Work order: Whenever the string "enligt" turns up in a line below, that line should be copied.

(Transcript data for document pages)
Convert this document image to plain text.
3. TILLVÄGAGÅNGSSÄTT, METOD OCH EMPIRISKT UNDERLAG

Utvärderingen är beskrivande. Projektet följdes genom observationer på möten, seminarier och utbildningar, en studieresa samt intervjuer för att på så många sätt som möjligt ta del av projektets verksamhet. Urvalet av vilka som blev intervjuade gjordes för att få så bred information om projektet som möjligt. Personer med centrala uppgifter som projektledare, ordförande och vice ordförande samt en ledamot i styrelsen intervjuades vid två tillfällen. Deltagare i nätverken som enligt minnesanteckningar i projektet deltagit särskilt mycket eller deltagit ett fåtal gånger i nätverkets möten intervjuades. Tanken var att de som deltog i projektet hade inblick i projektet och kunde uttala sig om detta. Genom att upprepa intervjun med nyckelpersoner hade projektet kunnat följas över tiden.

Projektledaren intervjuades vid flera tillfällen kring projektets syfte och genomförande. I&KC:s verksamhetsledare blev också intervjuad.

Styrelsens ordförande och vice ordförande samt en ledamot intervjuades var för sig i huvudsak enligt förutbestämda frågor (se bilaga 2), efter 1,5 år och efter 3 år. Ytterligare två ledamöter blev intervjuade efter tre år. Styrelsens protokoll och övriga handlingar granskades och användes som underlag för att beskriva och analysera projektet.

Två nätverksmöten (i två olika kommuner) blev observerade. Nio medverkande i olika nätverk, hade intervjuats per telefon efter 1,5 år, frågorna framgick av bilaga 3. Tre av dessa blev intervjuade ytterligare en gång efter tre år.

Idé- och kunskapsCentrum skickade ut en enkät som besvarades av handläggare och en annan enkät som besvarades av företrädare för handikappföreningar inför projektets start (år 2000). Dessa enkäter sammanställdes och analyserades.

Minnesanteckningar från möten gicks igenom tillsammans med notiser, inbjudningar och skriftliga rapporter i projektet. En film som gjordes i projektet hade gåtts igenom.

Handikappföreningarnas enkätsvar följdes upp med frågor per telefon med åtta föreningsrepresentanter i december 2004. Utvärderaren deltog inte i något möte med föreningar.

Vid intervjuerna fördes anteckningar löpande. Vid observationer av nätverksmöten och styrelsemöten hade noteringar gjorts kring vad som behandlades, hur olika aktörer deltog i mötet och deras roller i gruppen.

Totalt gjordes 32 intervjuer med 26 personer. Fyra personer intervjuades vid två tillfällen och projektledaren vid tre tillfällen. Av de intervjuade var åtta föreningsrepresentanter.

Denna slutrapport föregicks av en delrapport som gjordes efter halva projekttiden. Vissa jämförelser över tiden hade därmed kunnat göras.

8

Answer space:
Utvärderingen är beskrivande. Projektet följdes genom observationer på möten, seminarier och utbildningar, en studieresa samt intervjuer för att på så många sätt som möjligt ta del av projektets verksamhet. Urvalet av vilka som blev intervjuade gjordes för att få så bred information om projektet som möjligt. Personer med centrala uppgifter som projektledare, ordförande och vice ordförande samt en ledamot i styrelsen intervjuades vid två tillfällen. Deltagare i nätverken som enligt minnesanteckningar i projektet deltagit särskilt mycket eller deltagit ett fåtal gånger i nätverkets möten intervjuades. Tanken var att de som deltog i projektet hade inblick i projektet och kunde uttala sig om detta. Genom att upprepa intervjun med nyckelpersoner hade projektet kunnat följas över tiden.
Styrelsens ordförande och vice ordförande samt en ledamot intervjuades var för sig i huvudsak enligt förutbestämda frågor (se bilaga 2), efter 1,5 år och efter 3 år. Ytterligare två ledamöter blev intervjuade efter tre år. Styrelsens protokoll och övriga handlingar granskades och användes som underlag för att beskriva och analysera projektet.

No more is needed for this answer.